Dataset items

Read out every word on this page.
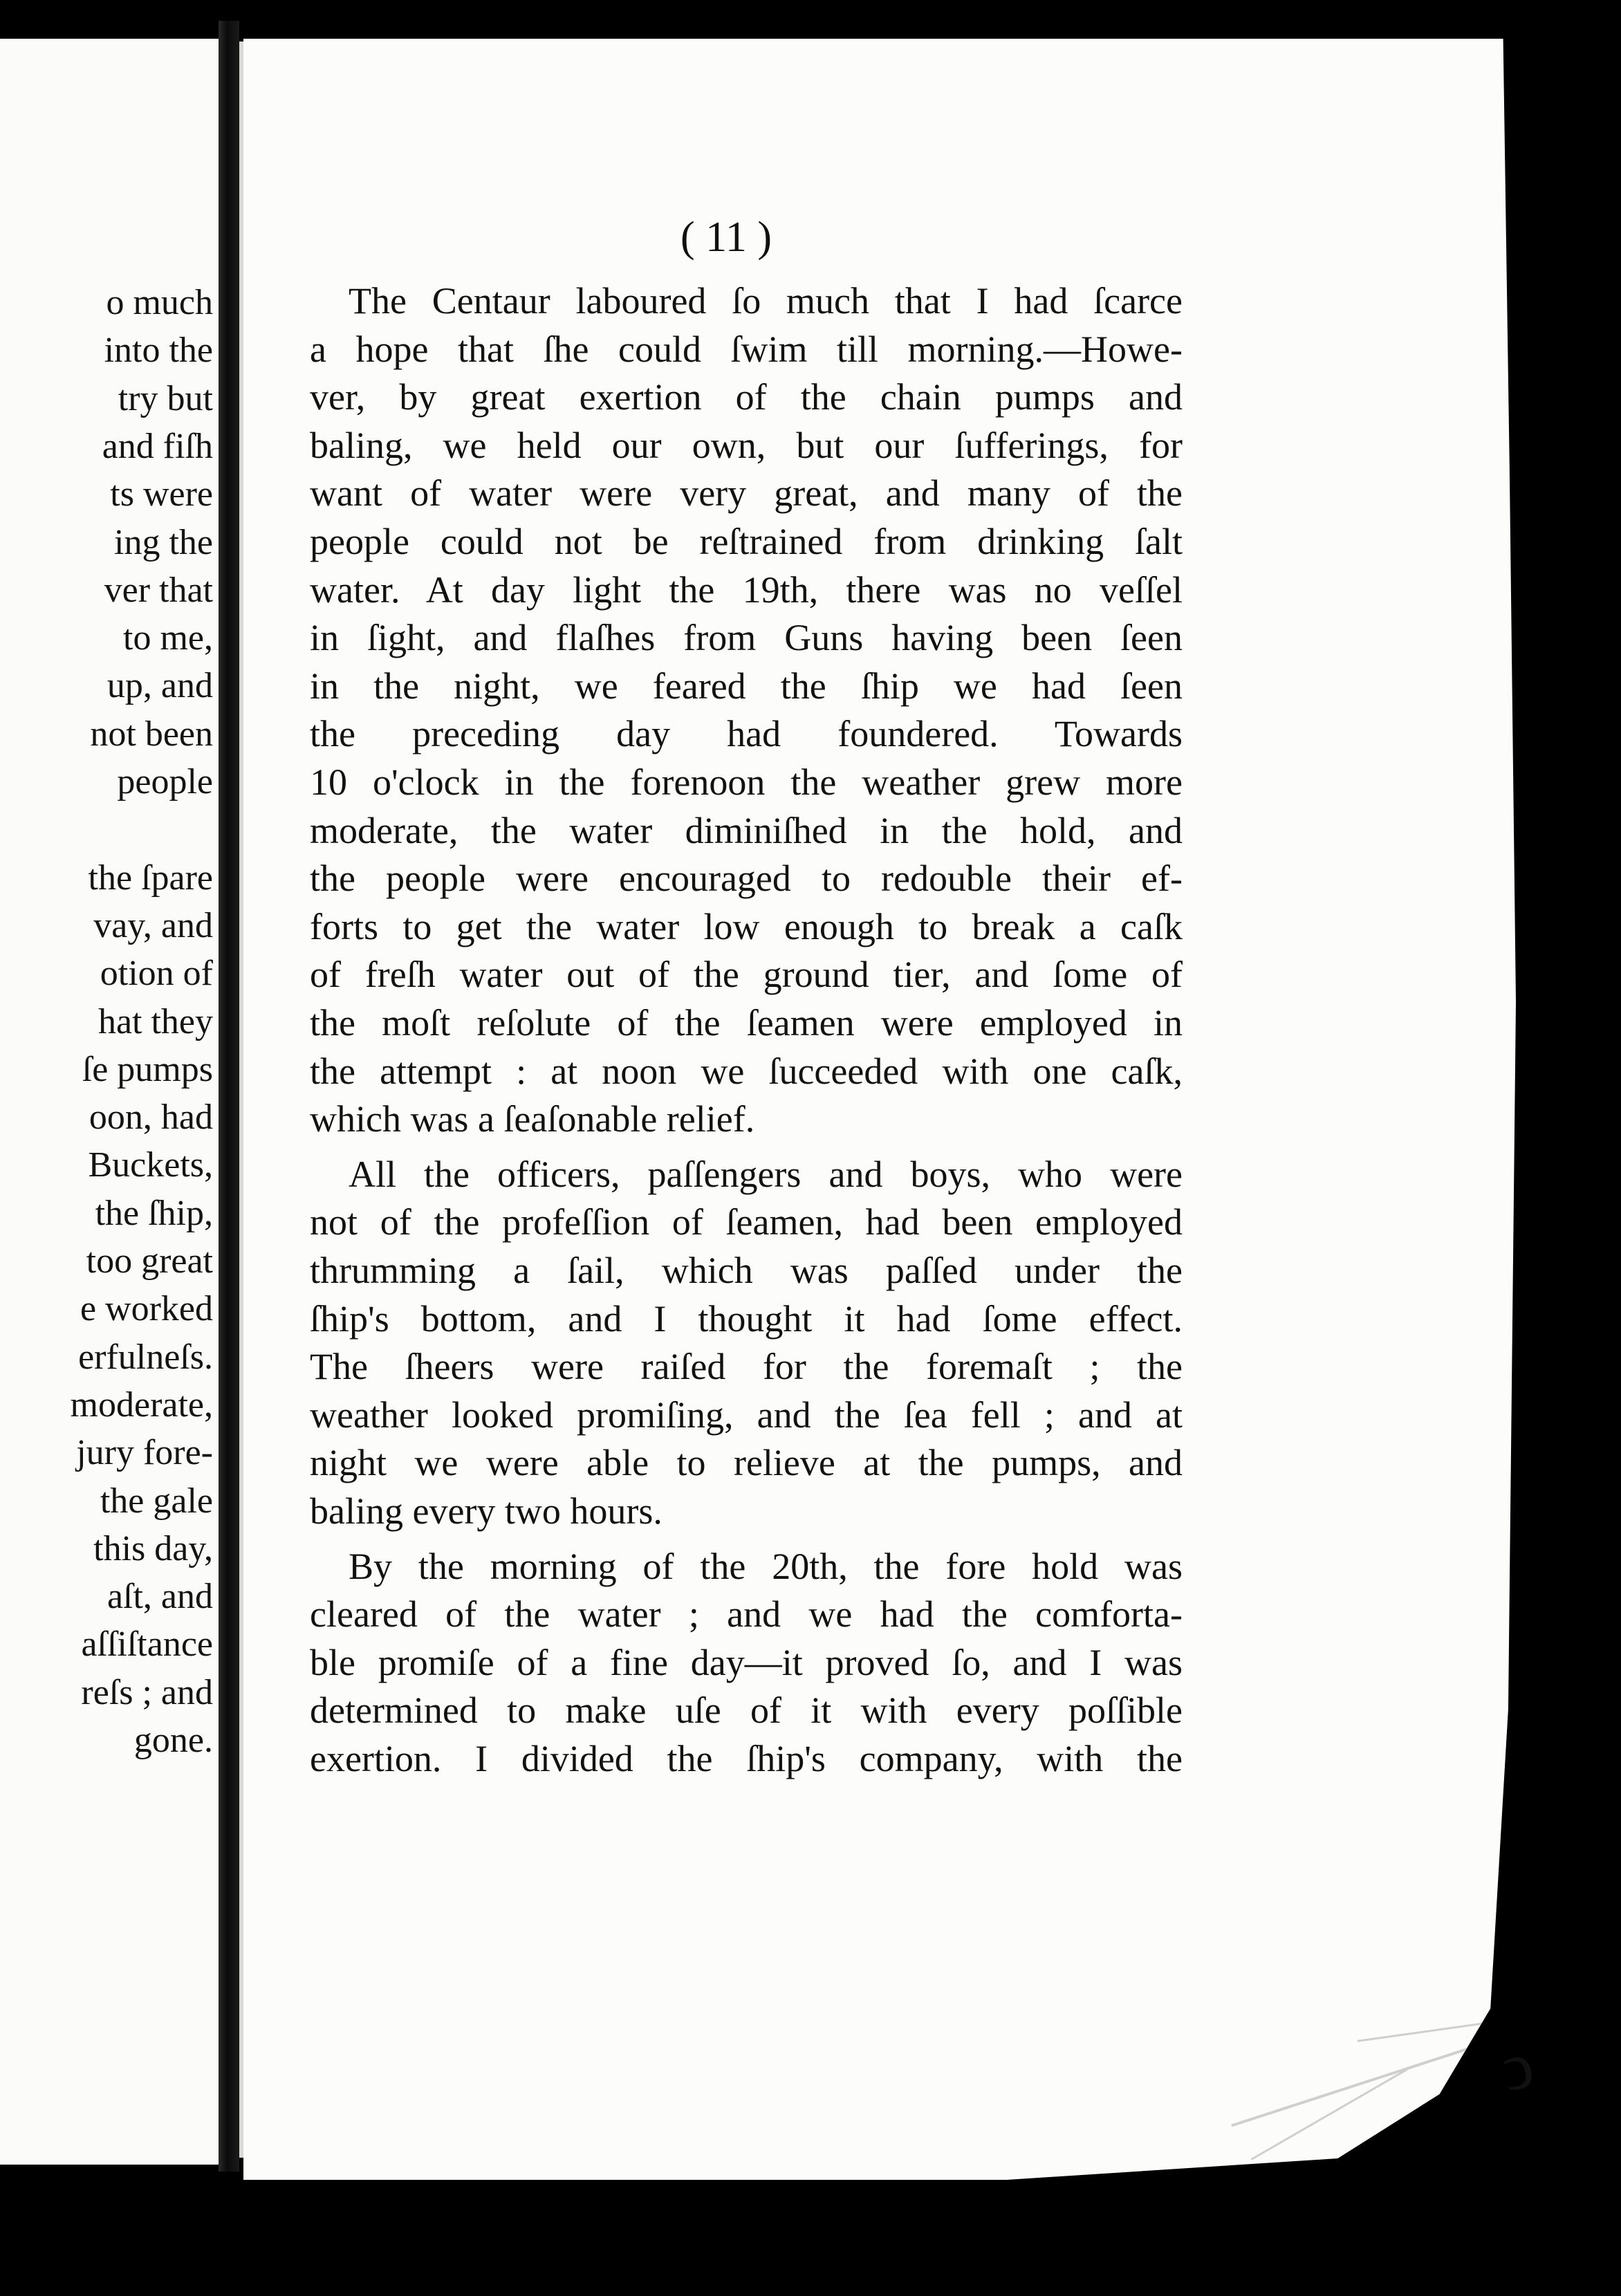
o much
into the
try but
and fiſh
ts were
ing the
ver that
to me,
up, and
not been
people
the ſpare
vay, and
otion of
hat they
ſe pumps
oon, had
Buckets,
the ſhip,
too great
e worked
erfulneſs.
moderate,
jury fore-
the gale
this day,
aſt, and
aſſiſtance
reſs ; and
gone.
( 11 )
The Centaur laboured ſo much that I had ſcarce
a hope that ſhe could ſwim till morning.—Howe-
ver, by great exertion of the chain pumps and
baling, we held our own, but our ſufferings, for
want of water were very great, and many of the
people could not be reſtrained from drinking ſalt
water. At day light the 19th, there was no veſſel
in ſight, and flaſhes from Guns having been ſeen
in the night, we feared the ſhip we had ſeen
the preceding day had foundered. Towards
10 o'clock in the forenoon the weather grew more
moderate, the water diminiſhed in the hold, and
the people were encouraged to redouble their ef-
forts to get the water low enough to break a caſk
of freſh water out of the ground tier, and ſome of
the moſt reſolute of the ſeamen were employed in
the attempt : at noon we ſucceeded with one caſk,
which was a ſeaſonable relief.
All the officers, paſſengers and boys, who were
not of the profeſſion of ſeamen, had been employed
thrumming a ſail, which was paſſed under the
ſhip's bottom, and I thought it had ſome effect.
The ſheers were raiſed for the foremaſt ; the
weather looked promiſing, and the ſea fell ; and at
night we were able to relieve at the pumps, and
baling every two hours.
By the morning of the 20th, the fore hold was
cleared of the water ; and we had the comforta-
ble promiſe of a fine day—it proved ſo, and I was
determined to make uſe of it with every poſſible
exertion. I divided the ſhip's company, with the
ↄ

=== Stated problem ===
Count the lines in the records above that hold the word "morning", and give only that number.

=== Full response ===
2